BEGIN

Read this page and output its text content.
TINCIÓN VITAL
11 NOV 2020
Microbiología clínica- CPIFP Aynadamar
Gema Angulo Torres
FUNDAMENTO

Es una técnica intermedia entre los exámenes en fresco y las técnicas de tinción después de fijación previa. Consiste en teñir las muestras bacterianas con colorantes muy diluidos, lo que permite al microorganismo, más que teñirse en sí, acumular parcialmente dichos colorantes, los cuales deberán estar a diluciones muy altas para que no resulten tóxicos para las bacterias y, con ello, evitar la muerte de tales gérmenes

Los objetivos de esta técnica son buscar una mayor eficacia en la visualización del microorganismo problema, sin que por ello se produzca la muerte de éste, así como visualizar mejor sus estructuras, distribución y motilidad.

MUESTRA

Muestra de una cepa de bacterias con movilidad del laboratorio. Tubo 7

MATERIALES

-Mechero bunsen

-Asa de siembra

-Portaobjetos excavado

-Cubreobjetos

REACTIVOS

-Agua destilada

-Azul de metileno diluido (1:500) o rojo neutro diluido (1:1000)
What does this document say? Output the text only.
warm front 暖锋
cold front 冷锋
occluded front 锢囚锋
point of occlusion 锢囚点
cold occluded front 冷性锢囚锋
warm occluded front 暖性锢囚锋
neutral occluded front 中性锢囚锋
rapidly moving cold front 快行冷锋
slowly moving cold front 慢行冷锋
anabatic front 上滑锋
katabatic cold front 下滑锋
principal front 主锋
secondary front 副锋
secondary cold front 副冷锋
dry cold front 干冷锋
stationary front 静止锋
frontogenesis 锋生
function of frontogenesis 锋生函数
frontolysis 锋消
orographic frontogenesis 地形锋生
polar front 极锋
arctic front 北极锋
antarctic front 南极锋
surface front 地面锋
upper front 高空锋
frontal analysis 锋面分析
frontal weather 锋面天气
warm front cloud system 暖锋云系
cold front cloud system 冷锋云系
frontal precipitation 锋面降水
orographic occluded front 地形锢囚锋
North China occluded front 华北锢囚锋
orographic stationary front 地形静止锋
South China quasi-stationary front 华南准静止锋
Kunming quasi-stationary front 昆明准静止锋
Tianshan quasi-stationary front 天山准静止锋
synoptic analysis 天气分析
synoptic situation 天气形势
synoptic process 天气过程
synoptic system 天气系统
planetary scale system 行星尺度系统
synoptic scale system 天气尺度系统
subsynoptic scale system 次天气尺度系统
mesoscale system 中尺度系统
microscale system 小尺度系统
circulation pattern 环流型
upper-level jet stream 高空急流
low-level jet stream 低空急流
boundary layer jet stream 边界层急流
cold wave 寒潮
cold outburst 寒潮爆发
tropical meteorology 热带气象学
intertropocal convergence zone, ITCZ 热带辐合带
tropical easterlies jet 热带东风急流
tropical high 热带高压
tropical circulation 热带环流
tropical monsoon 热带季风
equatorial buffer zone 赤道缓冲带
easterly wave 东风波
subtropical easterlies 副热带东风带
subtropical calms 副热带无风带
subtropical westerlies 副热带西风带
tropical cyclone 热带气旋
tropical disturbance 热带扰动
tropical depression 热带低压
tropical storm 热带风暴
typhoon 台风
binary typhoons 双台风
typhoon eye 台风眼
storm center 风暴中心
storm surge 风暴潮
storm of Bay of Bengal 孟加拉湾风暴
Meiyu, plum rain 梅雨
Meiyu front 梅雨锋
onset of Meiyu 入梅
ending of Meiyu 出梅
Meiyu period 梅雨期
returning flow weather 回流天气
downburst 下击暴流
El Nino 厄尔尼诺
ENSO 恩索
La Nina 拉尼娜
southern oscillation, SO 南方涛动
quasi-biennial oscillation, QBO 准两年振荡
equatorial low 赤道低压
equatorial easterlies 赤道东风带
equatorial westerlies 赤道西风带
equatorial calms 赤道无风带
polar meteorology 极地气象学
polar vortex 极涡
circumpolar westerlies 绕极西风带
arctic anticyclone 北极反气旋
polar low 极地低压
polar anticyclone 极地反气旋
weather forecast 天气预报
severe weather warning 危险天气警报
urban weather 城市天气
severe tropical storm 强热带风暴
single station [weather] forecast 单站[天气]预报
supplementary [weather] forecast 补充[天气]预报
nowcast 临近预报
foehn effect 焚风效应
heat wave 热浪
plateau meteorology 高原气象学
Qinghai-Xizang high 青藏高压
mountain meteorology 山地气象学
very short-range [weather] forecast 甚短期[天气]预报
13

END

Retype each line above, keeping every character.

Read this page and output its text content.
TINCIÓN VITAL
11 NOV 2020
Microbiología clínica- CPIFP Aynadamar
Gema Angulo Torres
FUNDAMENTO

Es una técnica intermedia entre los exámenes en fresco y las técnicas de tinción después de fijación previa. Consiste en teñir las muestras bacterianas con colorantes muy diluidos, lo que permite al microorganismo, más que teñirse en sí, acumular parcialmente dichos colorantes, los cuales deberán estar a diluciones muy altas para que no resulten tóxicos para las bacterias y, con ello, evitar la muerte de tales gérmenes

Los objetivos de esta técnica son buscar una mayor eficacia en la visualización del microorganismo problema, sin que por ello se produzca la muerte de éste, así como visualizar mejor sus estructuras, distribución y motilidad.

MUESTRA

Muestra de una cepa de bacterias con movilidad del laboratorio. Tubo 7

MATERIALES

-Mechero bunsen

-Asa de siembra

-Portaobjetos excavado

-Cubreobjetos

REACTIVOS

-Agua destilada

-Azul de metileno diluido (1:500) o rojo neutro diluido (1:1000)
What does this document say? Output the text only.
warm front 暖锋
cold front 冷锋
occluded front 锢囚锋
point of occlusion 锢囚点
cold occluded front 冷性锢囚锋
warm occluded front 暖性锢囚锋
neutral occluded front 中性锢囚锋
rapidly moving cold front 快行冷锋
slowly moving cold front 慢行冷锋
anabatic front 上滑锋
katabatic cold front 下滑锋
principal front 主锋
secondary front 副锋
secondary cold front 副冷锋
dry cold front 干冷锋
stationary front 静止锋
frontogenesis 锋生
function of frontogenesis 锋生函数
frontolysis 锋消
orographic frontogenesis 地形锋生
polar front 极锋
arctic front 北极锋
antarctic front 南极锋
surface front 地面锋
upper front 高空锋
frontal analysis 锋面分析
frontal weather 锋面天气
warm front cloud system 暖锋云系
cold front cloud system 冷锋云系
frontal precipitation 锋面降水
orographic occluded front 地形锢囚锋
North China occluded front 华北锢囚锋
orographic stationary front 地形静止锋
South China quasi-stationary front 华南准静止锋
Kunming quasi-stationary front 昆明准静止锋
Tianshan quasi-stationary front 天山准静止锋
synoptic analysis 天气分析
synoptic situation 天气形势
synoptic process 天气过程
synoptic system 天气系统
planetary scale system 行星尺度系统
synoptic scale system 天气尺度系统
subsynoptic scale system 次天气尺度系统
mesoscale system 中尺度系统
microscale system 小尺度系统
circulation pattern 环流型
upper-level jet stream 高空急流
low-level jet stream 低空急流
boundary layer jet stream 边界层急流
cold wave 寒潮
cold outburst 寒潮爆发
tropical meteorology 热带气象学
intertropocal convergence zone, ITCZ 热带辐合带
tropical easterlies jet 热带东风急流
tropical high 热带高压
tropical circulation 热带环流
tropical monsoon 热带季风
equatorial buffer zone 赤道缓冲带
easterly wave 东风波
subtropical easterlies 副热带东风带
subtropical calms 副热带无风带
subtropical westerlies 副热带西风带
tropical cyclone 热带气旋
tropical disturbance 热带扰动
tropical depression 热带低压
tropical storm 热带风暴
typhoon 台风
binary typhoons 双台风
typhoon eye 台风眼
storm center 风暴中心
storm surge 风暴潮
storm of Bay of Bengal 孟加拉湾风暴
Meiyu, plum rain 梅雨
Meiyu front 梅雨锋
onset of Meiyu 入梅
ending of Meiyu 出梅
Meiyu period 梅雨期
returning flow weather 回流天气
downburst 下击暴流
El Nino 厄尔尼诺
ENSO 恩索
La Nina 拉尼娜
southern oscillation, SO 南方涛动
quasi-biennial oscillation, QBO 准两年振荡
equatorial low 赤道低压
equatorial easterlies 赤道东风带
equatorial westerlies 赤道西风带
equatorial calms 赤道无风带
polar meteorology 极地气象学
polar vortex 极涡
circumpolar westerlies 绕极西风带
arctic anticyclone 北极反气旋
polar low 极地低压
polar anticyclone 极地反气旋
weather forecast 天气预报
severe weather warning 危险天气警报
urban weather 城市天气
severe tropical storm 强热带风暴
single station [weather] forecast 单站[天气]预报
supplementary [weather] forecast 补充[天气]预报
nowcast 临近预报
foehn effect 焚风效应
heat wave 热浪
plateau meteorology 高原气象学
Qinghai-Xizang high 青藏高压
mountain meteorology 山地气象学
very short-range [weather] forecast 甚短期[天气]预报
13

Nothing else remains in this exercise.